┌─ DATASET EXCERPTS

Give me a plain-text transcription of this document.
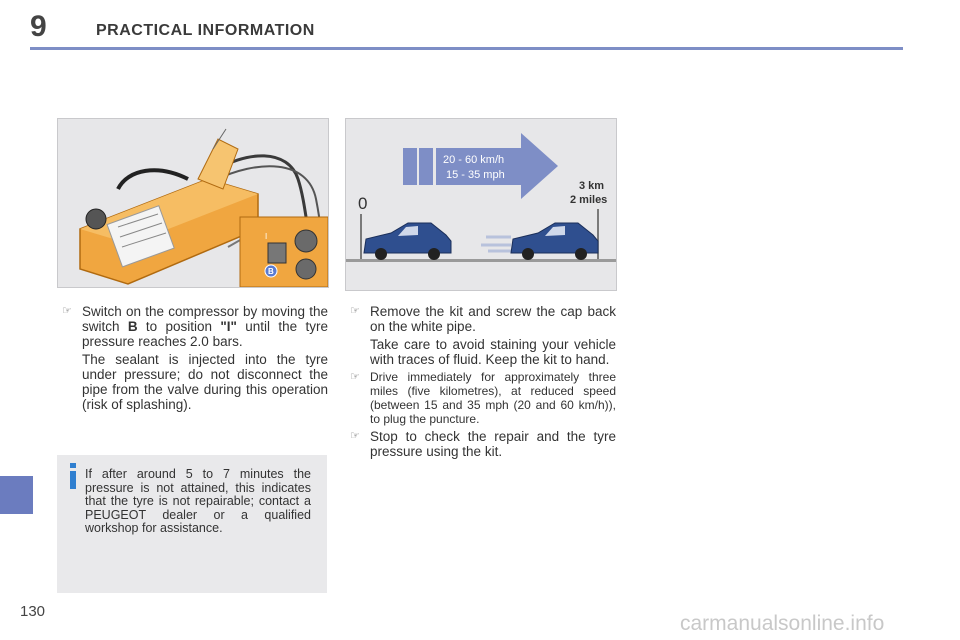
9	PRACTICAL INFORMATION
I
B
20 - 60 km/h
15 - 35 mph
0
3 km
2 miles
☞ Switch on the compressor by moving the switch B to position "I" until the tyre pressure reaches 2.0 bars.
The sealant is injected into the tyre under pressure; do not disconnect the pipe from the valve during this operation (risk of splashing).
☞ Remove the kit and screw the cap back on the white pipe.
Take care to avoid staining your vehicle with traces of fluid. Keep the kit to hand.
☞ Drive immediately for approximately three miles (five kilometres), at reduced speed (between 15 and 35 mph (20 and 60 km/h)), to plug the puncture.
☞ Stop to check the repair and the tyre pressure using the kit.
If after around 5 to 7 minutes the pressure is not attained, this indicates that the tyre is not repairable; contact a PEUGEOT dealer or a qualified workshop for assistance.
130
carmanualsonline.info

└─
┌─ DATASET EXCERPTS

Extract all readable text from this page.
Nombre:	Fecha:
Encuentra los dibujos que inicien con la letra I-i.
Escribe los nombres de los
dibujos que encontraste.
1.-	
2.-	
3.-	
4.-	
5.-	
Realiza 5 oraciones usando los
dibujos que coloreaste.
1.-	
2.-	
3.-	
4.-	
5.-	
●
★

└─
┌─ DATASET EXCERPTS

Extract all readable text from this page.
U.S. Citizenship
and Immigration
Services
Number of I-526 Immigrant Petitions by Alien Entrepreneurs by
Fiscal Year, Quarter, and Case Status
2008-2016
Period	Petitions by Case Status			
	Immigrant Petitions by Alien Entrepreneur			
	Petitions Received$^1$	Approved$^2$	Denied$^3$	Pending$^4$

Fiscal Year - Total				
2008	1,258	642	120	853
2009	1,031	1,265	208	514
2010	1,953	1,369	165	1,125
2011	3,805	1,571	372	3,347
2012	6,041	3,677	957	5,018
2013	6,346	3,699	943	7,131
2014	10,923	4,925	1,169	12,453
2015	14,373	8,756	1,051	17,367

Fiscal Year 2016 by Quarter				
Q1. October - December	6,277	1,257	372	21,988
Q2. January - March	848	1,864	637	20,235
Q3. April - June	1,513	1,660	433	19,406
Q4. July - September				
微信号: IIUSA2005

└─

## EXERCISE DIRECTIONS
Find the word "miles" in the records and pull out each line that has it.

## SOLUTION TO THE EXERCISE
2 miles
☞ Drive immediately for approximately three miles (five kilometres), at reduced speed (between 15 and 35 mph (20 and 60 km/h)), to plug the puncture.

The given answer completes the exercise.